▶ [Set exercise]
Transcribe all the entries word for word, omitting any pictures they contain.

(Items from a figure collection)
* begin *
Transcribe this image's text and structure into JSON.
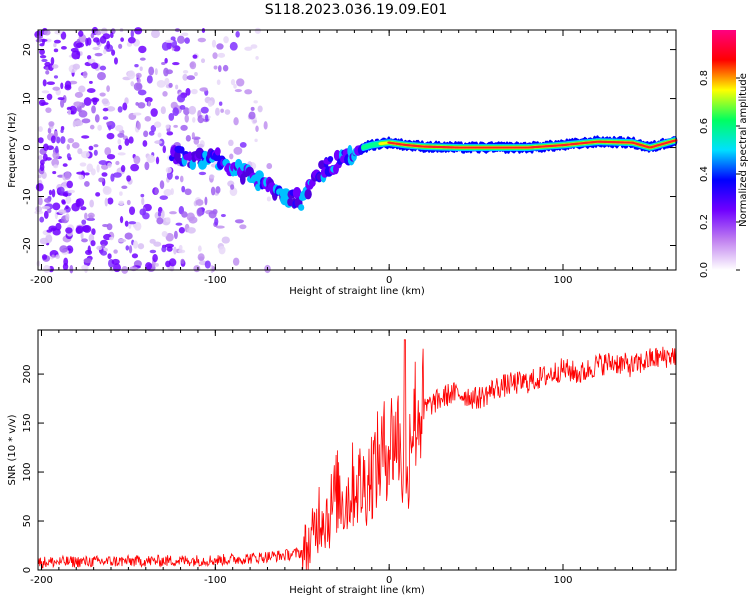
{
  "title": "S118.2023.036.19.09.E01",
  "chart_data": [
    {
      "type": "heatmap",
      "title": "",
      "xlabel": "Height of straight line (km)",
      "ylabel": "Frequency (Hz)",
      "xlim": [
        -202,
        165
      ],
      "ylim": [
        -25,
        24
      ],
      "xticks": [
        -200,
        -100,
        0,
        100
      ],
      "yticks": [
        -20,
        -10,
        0,
        10,
        20
      ],
      "colorbar": {
        "label": "Normalized spectral amplitude",
        "range": [
          0,
          1
        ],
        "ticks": [
          "0.0",
          "0.2",
          "0.4",
          "0.6",
          "0.8"
        ],
        "colors": [
          "#ffffff",
          "#c080f0",
          "#7000ff",
          "#0000ff",
          "#00e0ff",
          "#00ff60",
          "#ffff00",
          "#ff0000",
          "#ff0080"
        ]
      },
      "ridge": {
        "x": [
          -125,
          -110,
          -100,
          -90,
          -80,
          -70,
          -60,
          -50,
          -45,
          -40,
          -35,
          -30,
          -25,
          -20,
          -15,
          -10,
          -5,
          0,
          10,
          20,
          40,
          60,
          80,
          100,
          120,
          140,
          150,
          165
        ],
        "freq": [
          -1.5,
          -2.5,
          -2.0,
          -4.0,
          -6.0,
          -8.0,
          -10.0,
          -11.0,
          -7.0,
          -5.0,
          -4.0,
          -3.0,
          -2.0,
          -1.0,
          0.0,
          0.5,
          0.8,
          1.0,
          0.5,
          0.2,
          0.0,
          0.0,
          0.0,
          0.5,
          1.2,
          1.0,
          0.0,
          1.5
        ]
      },
      "noise_region": {
        "x_from": -202,
        "x_to": -55,
        "freq_range": [
          -25,
          24
        ]
      }
    },
    {
      "type": "line",
      "title": "",
      "xlabel": "Height of straight line (km)",
      "ylabel": "SNR (10 * v/v)",
      "xlim": [
        -202,
        165
      ],
      "ylim": [
        0,
        245
      ],
      "xticks": [
        -200,
        -100,
        0,
        100
      ],
      "yticks": [
        0,
        50,
        100,
        150,
        200
      ],
      "color": "#ff0000",
      "series": [
        {
          "name": "SNR",
          "x": [
            -202,
            -150,
            -100,
            -80,
            -60,
            -50,
            -45,
            -40,
            -35,
            -30,
            -25,
            -20,
            -15,
            -10,
            -5,
            0,
            5,
            8,
            10,
            12,
            15,
            20,
            25,
            30,
            35,
            40,
            45,
            50,
            55,
            60,
            70,
            80,
            90,
            100,
            110,
            120,
            130,
            140,
            150,
            160,
            165
          ],
          "values": [
            8,
            9,
            10,
            12,
            15,
            18,
            25,
            60,
            55,
            80,
            70,
            90,
            85,
            100,
            115,
            130,
            140,
            100,
            60,
            150,
            160,
            165,
            170,
            175,
            180,
            180,
            178,
            175,
            178,
            185,
            190,
            192,
            198,
            205,
            200,
            210,
            212,
            208,
            215,
            218,
            220
          ]
        }
      ],
      "annotations": [
        {
          "x": 9,
          "y": 235,
          "text": ""
        }
      ]
    }
  ]
}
* end *
▶ [Exercise solution]
Transcribe this image's text and structure into JSON.
{
  "title": "S118.2023.036.19.09.E01",
  "chart_data": [
    {
      "type": "heatmap",
      "title": "",
      "xlabel": "Height of straight line (km)",
      "ylabel": "Frequency (Hz)",
      "xlim": [
        -202,
        165
      ],
      "ylim": [
        -25,
        24
      ],
      "xticks": [
        -200,
        -100,
        0,
        100
      ],
      "yticks": [
        -20,
        -10,
        0,
        10,
        20
      ],
      "colorbar": {
        "label": "Normalized spectral amplitude",
        "range": [
          0,
          1
        ],
        "ticks": [
          "0.0",
          "0.2",
          "0.4",
          "0.6",
          "0.8"
        ],
        "colors": [
          "#ffffff",
          "#c080f0",
          "#7000ff",
          "#0000ff",
          "#00e0ff",
          "#00ff60",
          "#ffff00",
          "#ff0000",
          "#ff0080"
        ]
      },
      "ridge": {
        "x": [
          -125,
          -110,
          -100,
          -90,
          -80,
          -70,
          -60,
          -50,
          -45,
          -40,
          -35,
          -30,
          -25,
          -20,
          -15,
          -10,
          -5,
          0,
          10,
          20,
          40,
          60,
          80,
          100,
          120,
          140,
          150,
          165
        ],
        "freq": [
          -1.5,
          -2.5,
          -2.0,
          -4.0,
          -6.0,
          -8.0,
          -10.0,
          -11.0,
          -7.0,
          -5.0,
          -4.0,
          -3.0,
          -2.0,
          -1.0,
          0.0,
          0.5,
          0.8,
          1.0,
          0.5,
          0.2,
          0.0,
          0.0,
          0.0,
          0.5,
          1.2,
          1.0,
          0.0,
          1.5
        ]
      },
      "noise_region": {
        "x_from": -202,
        "x_to": -55,
        "freq_range": [
          -25,
          24
        ]
      }
    },
    {
      "type": "line",
      "title": "",
      "xlabel": "Height of straight line (km)",
      "ylabel": "SNR (10 * v/v)",
      "xlim": [
        -202,
        165
      ],
      "ylim": [
        0,
        245
      ],
      "xticks": [
        -200,
        -100,
        0,
        100
      ],
      "yticks": [
        0,
        50,
        100,
        150,
        200
      ],
      "color": "#ff0000",
      "series": [
        {
          "name": "SNR",
          "x": [
            -202,
            -150,
            -100,
            -80,
            -60,
            -50,
            -45,
            -40,
            -35,
            -30,
            -25,
            -20,
            -15,
            -10,
            -5,
            0,
            5,
            8,
            10,
            12,
            15,
            20,
            25,
            30,
            35,
            40,
            45,
            50,
            55,
            60,
            70,
            80,
            90,
            100,
            110,
            120,
            130,
            140,
            150,
            160,
            165
          ],
          "values": [
            8,
            9,
            10,
            12,
            15,
            18,
            25,
            60,
            55,
            80,
            70,
            90,
            85,
            100,
            115,
            130,
            140,
            100,
            60,
            150,
            160,
            165,
            170,
            175,
            180,
            180,
            178,
            175,
            178,
            185,
            190,
            192,
            198,
            205,
            200,
            210,
            212,
            208,
            215,
            218,
            220
          ]
        }
      ],
      "annotations": [
        {
          "x": 9,
          "y": 235,
          "text": ""
        }
      ]
    }
  ]
}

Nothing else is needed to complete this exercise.